— Start Given records —
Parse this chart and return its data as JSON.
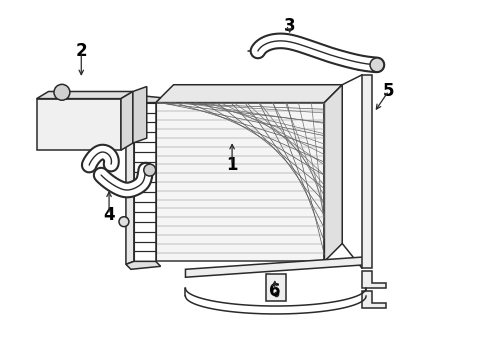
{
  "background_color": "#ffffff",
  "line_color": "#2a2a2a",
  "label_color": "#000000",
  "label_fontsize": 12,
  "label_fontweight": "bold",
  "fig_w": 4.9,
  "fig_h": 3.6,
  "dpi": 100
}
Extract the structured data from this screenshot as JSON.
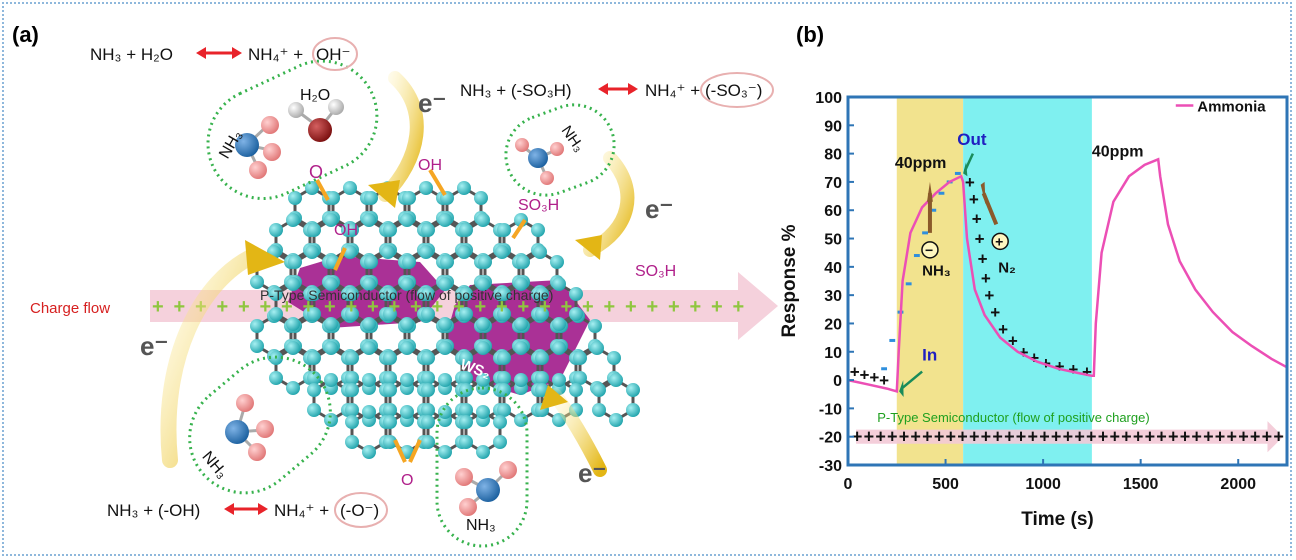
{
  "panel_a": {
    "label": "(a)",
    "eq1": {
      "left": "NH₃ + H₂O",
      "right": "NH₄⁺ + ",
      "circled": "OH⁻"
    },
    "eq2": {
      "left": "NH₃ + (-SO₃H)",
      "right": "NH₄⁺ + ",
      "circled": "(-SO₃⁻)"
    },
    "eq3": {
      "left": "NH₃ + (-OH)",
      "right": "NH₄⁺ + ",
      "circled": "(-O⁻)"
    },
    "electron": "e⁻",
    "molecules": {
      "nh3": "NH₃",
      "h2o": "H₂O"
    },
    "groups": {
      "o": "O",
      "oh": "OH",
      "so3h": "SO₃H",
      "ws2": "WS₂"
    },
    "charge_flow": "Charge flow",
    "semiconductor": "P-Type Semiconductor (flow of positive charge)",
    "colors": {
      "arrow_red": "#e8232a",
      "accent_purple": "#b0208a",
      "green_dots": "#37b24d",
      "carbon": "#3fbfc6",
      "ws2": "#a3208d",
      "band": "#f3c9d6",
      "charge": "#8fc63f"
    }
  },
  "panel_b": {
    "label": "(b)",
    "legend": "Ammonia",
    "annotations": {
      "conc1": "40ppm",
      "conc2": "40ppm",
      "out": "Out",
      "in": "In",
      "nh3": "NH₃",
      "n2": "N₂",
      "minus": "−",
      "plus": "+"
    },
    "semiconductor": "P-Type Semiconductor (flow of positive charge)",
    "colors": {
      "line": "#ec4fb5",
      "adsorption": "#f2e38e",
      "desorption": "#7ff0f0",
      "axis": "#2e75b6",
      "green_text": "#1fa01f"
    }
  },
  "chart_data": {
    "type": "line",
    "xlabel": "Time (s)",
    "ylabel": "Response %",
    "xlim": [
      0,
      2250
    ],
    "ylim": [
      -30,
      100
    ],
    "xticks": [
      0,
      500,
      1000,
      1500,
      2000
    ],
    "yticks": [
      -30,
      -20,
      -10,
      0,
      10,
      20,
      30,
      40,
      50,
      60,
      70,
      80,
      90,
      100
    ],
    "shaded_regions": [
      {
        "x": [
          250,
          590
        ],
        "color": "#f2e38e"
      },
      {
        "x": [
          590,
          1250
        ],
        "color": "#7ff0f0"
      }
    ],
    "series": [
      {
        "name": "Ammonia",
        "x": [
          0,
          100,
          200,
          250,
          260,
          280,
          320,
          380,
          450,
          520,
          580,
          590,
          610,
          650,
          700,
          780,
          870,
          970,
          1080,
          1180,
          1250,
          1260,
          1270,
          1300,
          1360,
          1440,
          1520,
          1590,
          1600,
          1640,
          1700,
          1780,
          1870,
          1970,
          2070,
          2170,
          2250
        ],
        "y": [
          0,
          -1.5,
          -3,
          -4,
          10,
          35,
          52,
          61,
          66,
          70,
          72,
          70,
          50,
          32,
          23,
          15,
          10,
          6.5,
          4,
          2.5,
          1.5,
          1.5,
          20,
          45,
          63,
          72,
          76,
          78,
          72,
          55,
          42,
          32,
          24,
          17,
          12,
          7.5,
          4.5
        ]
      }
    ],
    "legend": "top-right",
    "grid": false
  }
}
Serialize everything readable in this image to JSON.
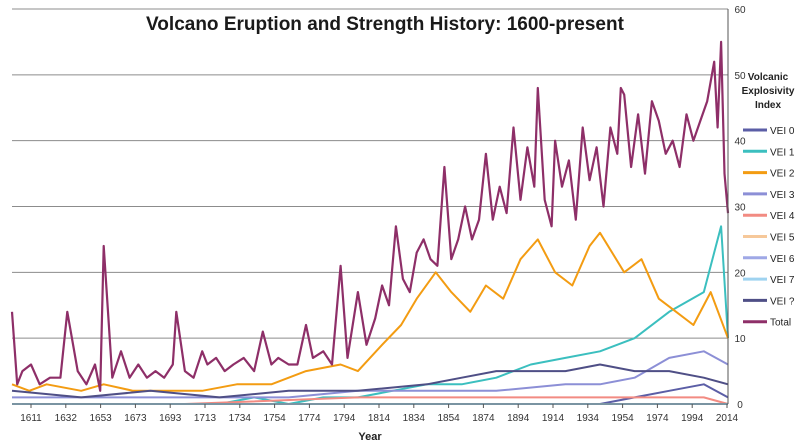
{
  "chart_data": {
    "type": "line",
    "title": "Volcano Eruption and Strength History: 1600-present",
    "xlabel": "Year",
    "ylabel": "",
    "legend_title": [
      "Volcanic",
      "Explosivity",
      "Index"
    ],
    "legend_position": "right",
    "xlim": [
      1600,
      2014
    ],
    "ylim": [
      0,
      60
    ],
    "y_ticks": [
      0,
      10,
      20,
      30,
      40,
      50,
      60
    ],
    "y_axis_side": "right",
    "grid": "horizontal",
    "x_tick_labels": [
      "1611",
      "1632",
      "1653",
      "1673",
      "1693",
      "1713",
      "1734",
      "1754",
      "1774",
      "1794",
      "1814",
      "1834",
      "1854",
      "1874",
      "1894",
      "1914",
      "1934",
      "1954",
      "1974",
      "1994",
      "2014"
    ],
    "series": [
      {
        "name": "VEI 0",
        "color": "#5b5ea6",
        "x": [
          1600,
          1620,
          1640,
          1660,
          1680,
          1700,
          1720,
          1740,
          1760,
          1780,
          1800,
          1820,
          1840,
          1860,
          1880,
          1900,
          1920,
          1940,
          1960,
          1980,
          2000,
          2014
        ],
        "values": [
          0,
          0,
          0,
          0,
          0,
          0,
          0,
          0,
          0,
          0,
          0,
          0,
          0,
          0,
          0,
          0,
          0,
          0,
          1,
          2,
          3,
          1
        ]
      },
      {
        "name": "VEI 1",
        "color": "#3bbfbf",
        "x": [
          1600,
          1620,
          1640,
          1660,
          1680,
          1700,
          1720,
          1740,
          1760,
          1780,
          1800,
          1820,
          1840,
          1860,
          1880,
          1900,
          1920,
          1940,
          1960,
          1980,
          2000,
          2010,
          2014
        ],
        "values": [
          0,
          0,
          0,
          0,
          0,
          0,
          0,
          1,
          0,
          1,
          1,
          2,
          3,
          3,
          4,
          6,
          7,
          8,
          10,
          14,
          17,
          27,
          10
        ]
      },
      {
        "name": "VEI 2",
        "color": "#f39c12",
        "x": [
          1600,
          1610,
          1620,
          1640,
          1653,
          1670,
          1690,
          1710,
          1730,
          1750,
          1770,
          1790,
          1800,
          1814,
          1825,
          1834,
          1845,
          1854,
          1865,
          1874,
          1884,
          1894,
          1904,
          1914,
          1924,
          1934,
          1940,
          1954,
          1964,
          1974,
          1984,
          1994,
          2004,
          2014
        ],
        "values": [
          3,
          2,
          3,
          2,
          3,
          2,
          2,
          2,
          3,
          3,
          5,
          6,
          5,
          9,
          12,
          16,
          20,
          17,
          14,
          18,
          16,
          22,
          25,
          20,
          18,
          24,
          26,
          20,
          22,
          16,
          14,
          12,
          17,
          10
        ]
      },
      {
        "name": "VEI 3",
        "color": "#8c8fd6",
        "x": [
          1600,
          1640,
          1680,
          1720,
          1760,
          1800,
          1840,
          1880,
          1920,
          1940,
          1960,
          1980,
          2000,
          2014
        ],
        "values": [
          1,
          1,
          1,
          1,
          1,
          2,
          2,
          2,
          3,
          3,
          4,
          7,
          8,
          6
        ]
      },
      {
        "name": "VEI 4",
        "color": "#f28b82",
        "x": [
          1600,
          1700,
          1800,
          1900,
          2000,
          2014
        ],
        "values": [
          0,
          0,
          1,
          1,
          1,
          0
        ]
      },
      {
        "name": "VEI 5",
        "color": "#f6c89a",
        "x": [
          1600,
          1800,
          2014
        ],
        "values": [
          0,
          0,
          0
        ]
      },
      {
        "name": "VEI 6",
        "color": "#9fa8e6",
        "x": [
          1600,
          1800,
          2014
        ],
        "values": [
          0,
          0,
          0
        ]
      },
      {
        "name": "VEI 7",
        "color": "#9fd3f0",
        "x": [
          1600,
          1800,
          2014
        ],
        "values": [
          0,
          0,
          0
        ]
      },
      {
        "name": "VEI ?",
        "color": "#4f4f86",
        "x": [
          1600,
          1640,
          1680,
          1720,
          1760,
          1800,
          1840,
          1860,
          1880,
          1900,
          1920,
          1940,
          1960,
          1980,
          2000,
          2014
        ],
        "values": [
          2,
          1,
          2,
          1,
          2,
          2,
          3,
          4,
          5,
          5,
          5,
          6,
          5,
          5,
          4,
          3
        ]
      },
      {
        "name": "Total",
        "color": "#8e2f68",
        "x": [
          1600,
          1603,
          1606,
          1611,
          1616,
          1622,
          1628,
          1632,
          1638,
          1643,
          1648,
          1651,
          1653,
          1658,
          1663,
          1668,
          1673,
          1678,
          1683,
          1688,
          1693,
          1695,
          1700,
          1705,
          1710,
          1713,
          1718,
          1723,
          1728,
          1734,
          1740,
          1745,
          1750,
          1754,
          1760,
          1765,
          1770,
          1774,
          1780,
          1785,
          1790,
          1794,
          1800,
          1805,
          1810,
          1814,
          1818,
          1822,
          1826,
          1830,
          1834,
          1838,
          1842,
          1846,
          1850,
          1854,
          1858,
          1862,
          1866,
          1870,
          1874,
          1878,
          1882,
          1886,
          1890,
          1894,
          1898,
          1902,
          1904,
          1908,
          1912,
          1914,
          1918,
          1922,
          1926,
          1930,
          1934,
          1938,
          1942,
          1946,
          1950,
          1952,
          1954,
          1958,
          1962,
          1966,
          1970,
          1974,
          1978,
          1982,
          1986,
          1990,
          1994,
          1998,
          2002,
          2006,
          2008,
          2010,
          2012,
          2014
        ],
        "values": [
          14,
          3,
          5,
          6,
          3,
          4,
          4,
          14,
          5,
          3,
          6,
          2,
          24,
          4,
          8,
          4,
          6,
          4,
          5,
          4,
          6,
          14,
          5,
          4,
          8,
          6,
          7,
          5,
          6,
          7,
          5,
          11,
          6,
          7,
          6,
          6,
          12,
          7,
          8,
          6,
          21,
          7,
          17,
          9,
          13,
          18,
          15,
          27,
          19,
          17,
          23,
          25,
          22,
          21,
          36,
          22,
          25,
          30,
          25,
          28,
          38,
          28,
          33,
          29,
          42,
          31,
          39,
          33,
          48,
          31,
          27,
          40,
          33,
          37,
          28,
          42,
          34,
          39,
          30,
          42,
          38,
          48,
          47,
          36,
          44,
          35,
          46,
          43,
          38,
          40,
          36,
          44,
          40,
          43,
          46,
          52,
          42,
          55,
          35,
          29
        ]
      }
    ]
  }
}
— End Given records —
__Exercise__
From the data above, copy each line that has the string "JSON".

__Result of this exercise__
Parse this chart and return its data as JSON.
Extract the structured data from this screenshot as JSON.
Serialize everything readable in this image to JSON.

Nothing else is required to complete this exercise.